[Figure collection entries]
----------

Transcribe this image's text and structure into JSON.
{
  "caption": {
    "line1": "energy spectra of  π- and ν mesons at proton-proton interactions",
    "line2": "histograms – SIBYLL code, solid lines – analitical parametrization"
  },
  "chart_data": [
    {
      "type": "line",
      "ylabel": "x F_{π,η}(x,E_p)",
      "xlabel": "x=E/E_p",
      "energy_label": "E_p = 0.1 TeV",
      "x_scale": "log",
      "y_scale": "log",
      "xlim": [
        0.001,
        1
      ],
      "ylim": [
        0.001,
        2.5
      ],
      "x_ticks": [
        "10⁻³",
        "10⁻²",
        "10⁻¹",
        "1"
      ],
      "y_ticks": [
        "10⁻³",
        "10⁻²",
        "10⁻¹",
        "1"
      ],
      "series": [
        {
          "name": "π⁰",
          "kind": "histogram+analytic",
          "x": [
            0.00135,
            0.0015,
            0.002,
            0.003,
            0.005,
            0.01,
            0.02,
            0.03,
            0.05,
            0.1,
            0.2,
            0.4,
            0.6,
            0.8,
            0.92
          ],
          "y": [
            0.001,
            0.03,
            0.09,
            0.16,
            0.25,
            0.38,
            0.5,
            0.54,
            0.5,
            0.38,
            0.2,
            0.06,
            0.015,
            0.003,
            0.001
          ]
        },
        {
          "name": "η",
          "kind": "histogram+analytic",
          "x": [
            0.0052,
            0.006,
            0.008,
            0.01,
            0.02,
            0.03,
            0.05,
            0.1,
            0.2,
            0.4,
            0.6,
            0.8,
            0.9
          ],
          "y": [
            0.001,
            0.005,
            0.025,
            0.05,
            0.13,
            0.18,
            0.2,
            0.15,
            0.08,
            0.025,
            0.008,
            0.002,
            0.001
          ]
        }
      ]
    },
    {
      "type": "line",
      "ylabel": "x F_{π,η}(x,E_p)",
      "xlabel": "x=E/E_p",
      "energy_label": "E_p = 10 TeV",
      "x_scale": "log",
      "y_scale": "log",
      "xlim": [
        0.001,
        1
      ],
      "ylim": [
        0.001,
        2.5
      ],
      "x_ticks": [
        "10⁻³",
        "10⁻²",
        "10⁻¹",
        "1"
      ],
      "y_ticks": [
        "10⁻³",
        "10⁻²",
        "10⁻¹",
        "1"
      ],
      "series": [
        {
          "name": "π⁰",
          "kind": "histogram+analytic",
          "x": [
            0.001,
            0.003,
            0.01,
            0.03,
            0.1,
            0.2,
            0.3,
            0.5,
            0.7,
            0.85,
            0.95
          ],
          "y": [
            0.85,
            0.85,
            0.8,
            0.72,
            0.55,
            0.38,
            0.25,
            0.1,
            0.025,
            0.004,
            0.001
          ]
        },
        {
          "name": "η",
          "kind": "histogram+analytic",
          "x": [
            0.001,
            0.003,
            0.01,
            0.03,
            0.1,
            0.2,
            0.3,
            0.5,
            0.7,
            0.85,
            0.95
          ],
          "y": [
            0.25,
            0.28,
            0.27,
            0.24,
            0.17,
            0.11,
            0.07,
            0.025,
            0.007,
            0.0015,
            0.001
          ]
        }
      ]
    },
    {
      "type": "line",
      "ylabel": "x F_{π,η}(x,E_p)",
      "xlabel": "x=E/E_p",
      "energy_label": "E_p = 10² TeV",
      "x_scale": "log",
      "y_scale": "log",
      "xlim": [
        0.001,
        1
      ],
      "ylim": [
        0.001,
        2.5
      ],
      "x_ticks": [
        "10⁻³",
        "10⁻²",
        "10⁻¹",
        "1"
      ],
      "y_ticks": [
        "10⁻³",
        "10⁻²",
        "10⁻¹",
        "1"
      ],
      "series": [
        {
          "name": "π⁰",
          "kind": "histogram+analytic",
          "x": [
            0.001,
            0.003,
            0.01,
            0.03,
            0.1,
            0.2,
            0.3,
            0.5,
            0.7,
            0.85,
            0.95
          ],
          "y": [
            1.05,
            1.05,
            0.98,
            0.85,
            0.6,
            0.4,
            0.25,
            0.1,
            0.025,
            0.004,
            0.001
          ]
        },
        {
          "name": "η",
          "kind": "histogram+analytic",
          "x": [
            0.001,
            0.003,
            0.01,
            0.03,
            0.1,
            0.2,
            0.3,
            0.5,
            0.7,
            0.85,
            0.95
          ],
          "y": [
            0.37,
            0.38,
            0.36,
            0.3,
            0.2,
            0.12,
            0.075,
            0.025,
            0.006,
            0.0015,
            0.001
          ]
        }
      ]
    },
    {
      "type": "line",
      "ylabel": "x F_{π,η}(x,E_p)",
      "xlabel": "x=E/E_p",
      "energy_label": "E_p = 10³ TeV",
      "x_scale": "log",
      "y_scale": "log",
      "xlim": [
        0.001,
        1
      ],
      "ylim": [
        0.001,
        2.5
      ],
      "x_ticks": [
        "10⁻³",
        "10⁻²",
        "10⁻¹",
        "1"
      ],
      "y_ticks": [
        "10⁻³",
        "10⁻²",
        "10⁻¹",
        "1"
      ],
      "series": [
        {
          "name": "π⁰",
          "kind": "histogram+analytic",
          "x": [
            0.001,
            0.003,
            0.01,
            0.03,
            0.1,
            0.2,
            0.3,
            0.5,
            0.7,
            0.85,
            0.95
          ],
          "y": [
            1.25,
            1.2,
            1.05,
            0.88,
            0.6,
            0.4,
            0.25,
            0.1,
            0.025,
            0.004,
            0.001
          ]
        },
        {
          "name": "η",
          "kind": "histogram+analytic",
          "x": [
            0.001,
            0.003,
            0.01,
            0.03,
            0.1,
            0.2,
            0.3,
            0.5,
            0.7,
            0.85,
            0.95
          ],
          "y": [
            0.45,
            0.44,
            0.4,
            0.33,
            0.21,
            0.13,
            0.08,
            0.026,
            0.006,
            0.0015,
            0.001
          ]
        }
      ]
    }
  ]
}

----------

Every entry should be output exactly as written, please.

Transcribe this image's text and structure into JSON.
{
  "caption": {
    "line1": "energy spectra of  π- and ν mesons at proton-proton interactions",
    "line2": "histograms – SIBYLL code, solid lines – analitical parametrization"
  },
  "chart_data": [
    {
      "type": "line",
      "ylabel": "x F_{π,η}(x,E_p)",
      "xlabel": "x=E/E_p",
      "energy_label": "E_p = 0.1 TeV",
      "x_scale": "log",
      "y_scale": "log",
      "xlim": [
        0.001,
        1
      ],
      "ylim": [
        0.001,
        2.5
      ],
      "x_ticks": [
        "10⁻³",
        "10⁻²",
        "10⁻¹",
        "1"
      ],
      "y_ticks": [
        "10⁻³",
        "10⁻²",
        "10⁻¹",
        "1"
      ],
      "series": [
        {
          "name": "π⁰",
          "kind": "histogram+analytic",
          "x": [
            0.00135,
            0.0015,
            0.002,
            0.003,
            0.005,
            0.01,
            0.02,
            0.03,
            0.05,
            0.1,
            0.2,
            0.4,
            0.6,
            0.8,
            0.92
          ],
          "y": [
            0.001,
            0.03,
            0.09,
            0.16,
            0.25,
            0.38,
            0.5,
            0.54,
            0.5,
            0.38,
            0.2,
            0.06,
            0.015,
            0.003,
            0.001
          ]
        },
        {
          "name": "η",
          "kind": "histogram+analytic",
          "x": [
            0.0052,
            0.006,
            0.008,
            0.01,
            0.02,
            0.03,
            0.05,
            0.1,
            0.2,
            0.4,
            0.6,
            0.8,
            0.9
          ],
          "y": [
            0.001,
            0.005,
            0.025,
            0.05,
            0.13,
            0.18,
            0.2,
            0.15,
            0.08,
            0.025,
            0.008,
            0.002,
            0.001
          ]
        }
      ]
    },
    {
      "type": "line",
      "ylabel": "x F_{π,η}(x,E_p)",
      "xlabel": "x=E/E_p",
      "energy_label": "E_p = 10 TeV",
      "x_scale": "log",
      "y_scale": "log",
      "xlim": [
        0.001,
        1
      ],
      "ylim": [
        0.001,
        2.5
      ],
      "x_ticks": [
        "10⁻³",
        "10⁻²",
        "10⁻¹",
        "1"
      ],
      "y_ticks": [
        "10⁻³",
        "10⁻²",
        "10⁻¹",
        "1"
      ],
      "series": [
        {
          "name": "π⁰",
          "kind": "histogram+analytic",
          "x": [
            0.001,
            0.003,
            0.01,
            0.03,
            0.1,
            0.2,
            0.3,
            0.5,
            0.7,
            0.85,
            0.95
          ],
          "y": [
            0.85,
            0.85,
            0.8,
            0.72,
            0.55,
            0.38,
            0.25,
            0.1,
            0.025,
            0.004,
            0.001
          ]
        },
        {
          "name": "η",
          "kind": "histogram+analytic",
          "x": [
            0.001,
            0.003,
            0.01,
            0.03,
            0.1,
            0.2,
            0.3,
            0.5,
            0.7,
            0.85,
            0.95
          ],
          "y": [
            0.25,
            0.28,
            0.27,
            0.24,
            0.17,
            0.11,
            0.07,
            0.025,
            0.007,
            0.0015,
            0.001
          ]
        }
      ]
    },
    {
      "type": "line",
      "ylabel": "x F_{π,η}(x,E_p)",
      "xlabel": "x=E/E_p",
      "energy_label": "E_p = 10² TeV",
      "x_scale": "log",
      "y_scale": "log",
      "xlim": [
        0.001,
        1
      ],
      "ylim": [
        0.001,
        2.5
      ],
      "x_ticks": [
        "10⁻³",
        "10⁻²",
        "10⁻¹",
        "1"
      ],
      "y_ticks": [
        "10⁻³",
        "10⁻²",
        "10⁻¹",
        "1"
      ],
      "series": [
        {
          "name": "π⁰",
          "kind": "histogram+analytic",
          "x": [
            0.001,
            0.003,
            0.01,
            0.03,
            0.1,
            0.2,
            0.3,
            0.5,
            0.7,
            0.85,
            0.95
          ],
          "y": [
            1.05,
            1.05,
            0.98,
            0.85,
            0.6,
            0.4,
            0.25,
            0.1,
            0.025,
            0.004,
            0.001
          ]
        },
        {
          "name": "η",
          "kind": "histogram+analytic",
          "x": [
            0.001,
            0.003,
            0.01,
            0.03,
            0.1,
            0.2,
            0.3,
            0.5,
            0.7,
            0.85,
            0.95
          ],
          "y": [
            0.37,
            0.38,
            0.36,
            0.3,
            0.2,
            0.12,
            0.075,
            0.025,
            0.006,
            0.0015,
            0.001
          ]
        }
      ]
    },
    {
      "type": "line",
      "ylabel": "x F_{π,η}(x,E_p)",
      "xlabel": "x=E/E_p",
      "energy_label": "E_p = 10³ TeV",
      "x_scale": "log",
      "y_scale": "log",
      "xlim": [
        0.001,
        1
      ],
      "ylim": [
        0.001,
        2.5
      ],
      "x_ticks": [
        "10⁻³",
        "10⁻²",
        "10⁻¹",
        "1"
      ],
      "y_ticks": [
        "10⁻³",
        "10⁻²",
        "10⁻¹",
        "1"
      ],
      "series": [
        {
          "name": "π⁰",
          "kind": "histogram+analytic",
          "x": [
            0.001,
            0.003,
            0.01,
            0.03,
            0.1,
            0.2,
            0.3,
            0.5,
            0.7,
            0.85,
            0.95
          ],
          "y": [
            1.25,
            1.2,
            1.05,
            0.88,
            0.6,
            0.4,
            0.25,
            0.1,
            0.025,
            0.004,
            0.001
          ]
        },
        {
          "name": "η",
          "kind": "histogram+analytic",
          "x": [
            0.001,
            0.003,
            0.01,
            0.03,
            0.1,
            0.2,
            0.3,
            0.5,
            0.7,
            0.85,
            0.95
          ],
          "y": [
            0.45,
            0.44,
            0.4,
            0.33,
            0.21,
            0.13,
            0.08,
            0.026,
            0.006,
            0.0015,
            0.001
          ]
        }
      ]
    }
  ]
}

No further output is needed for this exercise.